--- BEGIN ---
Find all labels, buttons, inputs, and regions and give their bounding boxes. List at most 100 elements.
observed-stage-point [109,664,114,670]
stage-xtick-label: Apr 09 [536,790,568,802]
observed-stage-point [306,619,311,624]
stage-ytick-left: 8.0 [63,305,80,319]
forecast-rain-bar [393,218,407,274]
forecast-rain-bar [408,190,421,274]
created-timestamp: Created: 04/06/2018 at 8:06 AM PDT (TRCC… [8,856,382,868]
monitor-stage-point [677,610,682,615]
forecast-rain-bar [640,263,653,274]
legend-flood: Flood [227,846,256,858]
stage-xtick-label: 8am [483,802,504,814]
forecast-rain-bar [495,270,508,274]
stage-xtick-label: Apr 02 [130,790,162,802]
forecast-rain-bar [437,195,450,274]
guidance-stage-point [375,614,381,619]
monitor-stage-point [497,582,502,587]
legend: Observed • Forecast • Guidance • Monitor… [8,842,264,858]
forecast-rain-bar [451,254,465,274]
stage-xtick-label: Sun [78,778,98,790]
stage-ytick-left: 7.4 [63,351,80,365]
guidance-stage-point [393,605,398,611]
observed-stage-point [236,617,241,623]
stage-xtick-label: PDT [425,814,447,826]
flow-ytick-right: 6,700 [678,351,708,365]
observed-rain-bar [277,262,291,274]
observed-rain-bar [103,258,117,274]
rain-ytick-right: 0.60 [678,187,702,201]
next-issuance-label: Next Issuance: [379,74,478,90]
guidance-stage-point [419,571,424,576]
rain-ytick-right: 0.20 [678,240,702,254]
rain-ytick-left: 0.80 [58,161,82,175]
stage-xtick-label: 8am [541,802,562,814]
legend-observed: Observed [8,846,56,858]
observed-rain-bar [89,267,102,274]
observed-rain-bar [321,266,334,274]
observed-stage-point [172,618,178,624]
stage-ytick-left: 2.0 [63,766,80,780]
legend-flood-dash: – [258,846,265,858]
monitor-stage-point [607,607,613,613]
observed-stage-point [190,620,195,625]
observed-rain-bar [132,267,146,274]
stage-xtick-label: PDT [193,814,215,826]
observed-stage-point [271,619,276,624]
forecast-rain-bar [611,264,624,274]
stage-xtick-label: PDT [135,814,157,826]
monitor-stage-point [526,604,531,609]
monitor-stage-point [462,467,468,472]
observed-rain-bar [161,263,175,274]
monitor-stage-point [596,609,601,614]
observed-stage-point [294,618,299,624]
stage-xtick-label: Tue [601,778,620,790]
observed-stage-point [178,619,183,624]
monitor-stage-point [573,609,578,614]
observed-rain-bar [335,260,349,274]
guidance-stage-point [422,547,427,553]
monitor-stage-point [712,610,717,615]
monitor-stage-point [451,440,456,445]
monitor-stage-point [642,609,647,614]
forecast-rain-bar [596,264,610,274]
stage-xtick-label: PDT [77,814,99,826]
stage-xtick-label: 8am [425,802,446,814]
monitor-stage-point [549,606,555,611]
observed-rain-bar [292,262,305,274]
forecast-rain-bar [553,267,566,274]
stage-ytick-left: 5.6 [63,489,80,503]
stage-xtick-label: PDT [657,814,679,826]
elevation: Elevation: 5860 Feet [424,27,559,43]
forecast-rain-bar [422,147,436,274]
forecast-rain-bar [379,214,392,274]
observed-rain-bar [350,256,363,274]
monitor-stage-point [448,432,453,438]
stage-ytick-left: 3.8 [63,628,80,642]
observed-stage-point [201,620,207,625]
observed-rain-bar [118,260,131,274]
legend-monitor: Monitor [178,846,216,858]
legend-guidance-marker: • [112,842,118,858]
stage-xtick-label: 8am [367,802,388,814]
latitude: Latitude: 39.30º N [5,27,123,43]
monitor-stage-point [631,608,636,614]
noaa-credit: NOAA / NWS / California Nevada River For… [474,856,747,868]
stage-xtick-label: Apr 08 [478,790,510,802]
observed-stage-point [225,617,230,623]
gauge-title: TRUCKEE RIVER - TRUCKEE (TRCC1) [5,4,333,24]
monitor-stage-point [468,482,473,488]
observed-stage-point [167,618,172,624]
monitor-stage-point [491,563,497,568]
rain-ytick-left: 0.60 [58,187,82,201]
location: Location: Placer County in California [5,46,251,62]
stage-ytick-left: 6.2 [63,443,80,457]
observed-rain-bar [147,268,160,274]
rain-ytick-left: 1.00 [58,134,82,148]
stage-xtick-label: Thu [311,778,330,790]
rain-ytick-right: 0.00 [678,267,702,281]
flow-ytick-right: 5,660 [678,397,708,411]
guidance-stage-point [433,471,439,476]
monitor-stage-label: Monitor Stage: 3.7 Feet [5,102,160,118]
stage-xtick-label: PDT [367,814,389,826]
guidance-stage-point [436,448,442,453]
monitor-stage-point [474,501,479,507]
--- END ---
[TASK OBJECTIVE] Rewrite every item above, changing "forecast-rain-bar" to "forecast-precip-bar" and keeping everything else the same.

[SOLUTION]
Find all labels, buttons, inputs, and regions and give their bounding boxes. List at most 100 elements.
observed-stage-point [109,664,114,670]
stage-xtick-label: Apr 09 [536,790,568,802]
observed-stage-point [306,619,311,624]
stage-ytick-left: 8.0 [63,305,80,319]
forecast-precip-bar [393,218,407,274]
forecast-precip-bar [408,190,421,274]
created-timestamp: Created: 04/06/2018 at 8:06 AM PDT (TRCC… [8,856,382,868]
monitor-stage-point [677,610,682,615]
forecast-precip-bar [640,263,653,274]
legend-flood: Flood [227,846,256,858]
stage-xtick-label: 8am [483,802,504,814]
forecast-precip-bar [495,270,508,274]
stage-xtick-label: Apr 02 [130,790,162,802]
forecast-precip-bar [437,195,450,274]
guidance-stage-point [375,614,381,619]
monitor-stage-point [497,582,502,587]
legend: Observed • Forecast • Guidance • Monitor… [8,842,264,858]
forecast-precip-bar [451,254,465,274]
stage-xtick-label: Sun [78,778,98,790]
stage-ytick-left: 7.4 [63,351,80,365]
guidance-stage-point [393,605,398,611]
observed-stage-point [236,617,241,623]
stage-xtick-label: PDT [425,814,447,826]
flow-ytick-right: 6,700 [678,351,708,365]
observed-rain-bar [277,262,291,274]
observed-rain-bar [103,258,117,274]
rain-ytick-right: 0.60 [678,187,702,201]
next-issuance-label: Next Issuance: [379,74,478,90]
guidance-stage-point [419,571,424,576]
rain-ytick-right: 0.20 [678,240,702,254]
rain-ytick-left: 0.80 [58,161,82,175]
stage-xtick-label: 8am [541,802,562,814]
legend-observed: Observed [8,846,56,858]
observed-rain-bar [89,267,102,274]
observed-rain-bar [321,266,334,274]
observed-stage-point [172,618,178,624]
stage-ytick-left: 2.0 [63,766,80,780]
legend-flood-dash: – [258,846,265,858]
monitor-stage-point [607,607,613,613]
observed-stage-point [190,620,195,625]
observed-rain-bar [132,267,146,274]
stage-xtick-label: PDT [193,814,215,826]
observed-stage-point [271,619,276,624]
forecast-precip-bar [611,264,624,274]
stage-xtick-label: PDT [135,814,157,826]
monitor-stage-point [526,604,531,609]
monitor-stage-point [462,467,468,472]
observed-rain-bar [161,263,175,274]
monitor-stage-point [596,609,601,614]
observed-stage-point [294,618,299,624]
stage-xtick-label: Tue [601,778,620,790]
observed-stage-point [178,619,183,624]
monitor-stage-point [573,609,578,614]
observed-rain-bar [335,260,349,274]
guidance-stage-point [422,547,427,553]
monitor-stage-point [712,610,717,615]
monitor-stage-point [451,440,456,445]
monitor-stage-point [642,609,647,614]
forecast-precip-bar [596,264,610,274]
stage-xtick-label: PDT [77,814,99,826]
stage-xtick-label: 8am [425,802,446,814]
monitor-stage-point [549,606,555,611]
observed-rain-bar [292,262,305,274]
forecast-precip-bar [553,267,566,274]
stage-ytick-left: 5.6 [63,489,80,503]
stage-xtick-label: PDT [657,814,679,826]
elevation: Elevation: 5860 Feet [424,27,559,43]
forecast-precip-bar [422,147,436,274]
forecast-precip-bar [379,214,392,274]
observed-rain-bar [350,256,363,274]
monitor-stage-point [448,432,453,438]
stage-ytick-left: 3.8 [63,628,80,642]
observed-stage-point [201,620,207,625]
observed-rain-bar [118,260,131,274]
legend-monitor: Monitor [178,846,216,858]
legend-guidance-marker: • [112,842,118,858]
stage-xtick-label: 8am [367,802,388,814]
latitude: Latitude: 39.30º N [5,27,123,43]
monitor-stage-point [631,608,636,614]
noaa-credit: NOAA / NWS / California Nevada River For… [474,856,747,868]
stage-xtick-label: Apr 08 [478,790,510,802]
observed-stage-point [225,617,230,623]
gauge-title: TRUCKEE RIVER - TRUCKEE (TRCC1) [5,4,333,24]
monitor-stage-point [468,482,473,488]
observed-stage-point [167,618,172,624]
monitor-stage-point [491,563,497,568]
rain-ytick-left: 0.60 [58,187,82,201]
location: Location: Placer County in California [5,46,251,62]
stage-ytick-left: 6.2 [63,443,80,457]
observed-rain-bar [147,268,160,274]
rain-ytick-left: 1.00 [58,134,82,148]
stage-xtick-label: Thu [311,778,330,790]
rain-ytick-right: 0.00 [678,267,702,281]
flow-ytick-right: 5,660 [678,397,708,411]
guidance-stage-point [433,471,439,476]
monitor-stage-label: Monitor Stage: 3.7 Feet [5,102,160,118]
stage-xtick-label: PDT [367,814,389,826]
guidance-stage-point [436,448,442,453]
monitor-stage-point [474,501,479,507]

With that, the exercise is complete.